# Prompt
Look for the word "Establece" in the entries below, then copy every line that has it.

======== Dataset excerpts ========

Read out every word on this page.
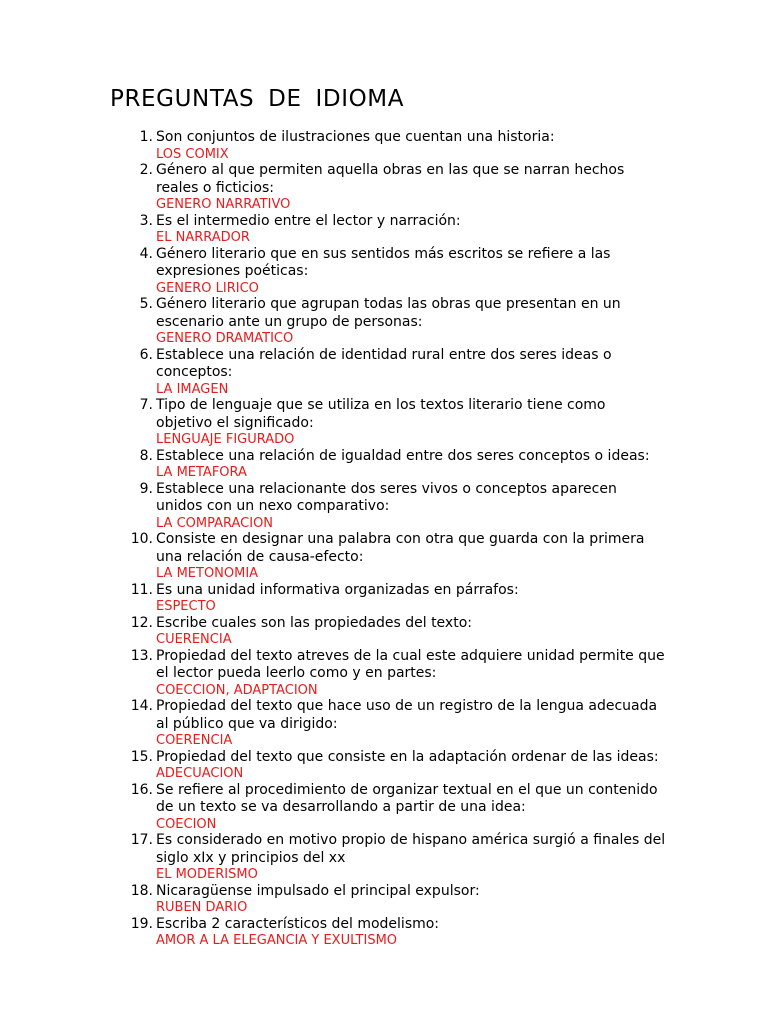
PREGUNTAS DE IDIOMA
1. Son conjuntos de ilustraciones que cuentan una historia:
LOS COMIX
2. Género al que permiten aquella obras en las que se narran hechos reales o ficticios:
GENERO NARRATIVO
3. Es el intermedio entre el lector y narración:
EL NARRADOR
4. Género literario que en sus sentidos más escritos se refiere a las expresiones poéticas:
GENERO LIRICO
5. Género literario que agrupan todas las obras que presentan en un escenario ante un grupo de personas:
GENERO DRAMATICO
6. Establece una relación de identidad rural entre dos seres ideas o conceptos:
LA IMAGEN
7. Tipo de lenguaje que se utiliza en los textos literario tiene como objetivo el significado:
LENGUAJE FIGURADO
8. Establece una relación de igualdad entre dos seres conceptos o ideas:
LA METAFORA
9. Establece una relacionante dos seres vivos o conceptos aparecen unidos con un nexo comparativo:
LA COMPARACION
10. Consiste en designar una palabra con otra que guarda con la primera una relación de causa-efecto:
LA METONOMIA
11. Es una unidad informativa organizadas en párrafos:
ESPECTO
12. Escribe cuales son las propiedades del texto:
CUERENCIA
13. Propiedad del texto atreves de la cual este adquiere unidad permite que el lector pueda leerlo como y en partes:
COECCION, ADAPTACION
14. Propiedad del texto que hace uso de un registro de la lengua adecuada al público que va dirigido:
COERENCIA
15. Propiedad del texto que consiste en la adaptación ordenar de las ideas:
ADECUACION
16. Se refiere al procedimiento de organizar textual en el que un contenido de un texto se va desarrollando a partir de una idea:
COECION
17. Es considerado en motivo propio de hispano américa surgió a finales del siglo xIx y principios del xx
EL MODERISMO
18. Nicaragüense impulsado el principal expulsor:
RUBEN DARIO
19. Escriba 2 característicos del modelismo:
AMOR A LA ELEGANCIA Y EXULTISMO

========

# Output for this task
6. Establece una relación de identidad rural entre dos seres ideas o conceptos:
8. Establece una relación de igualdad entre dos seres conceptos o ideas:
9. Establece una relacionante dos seres vivos o conceptos aparecen unidos con un nexo comparativo:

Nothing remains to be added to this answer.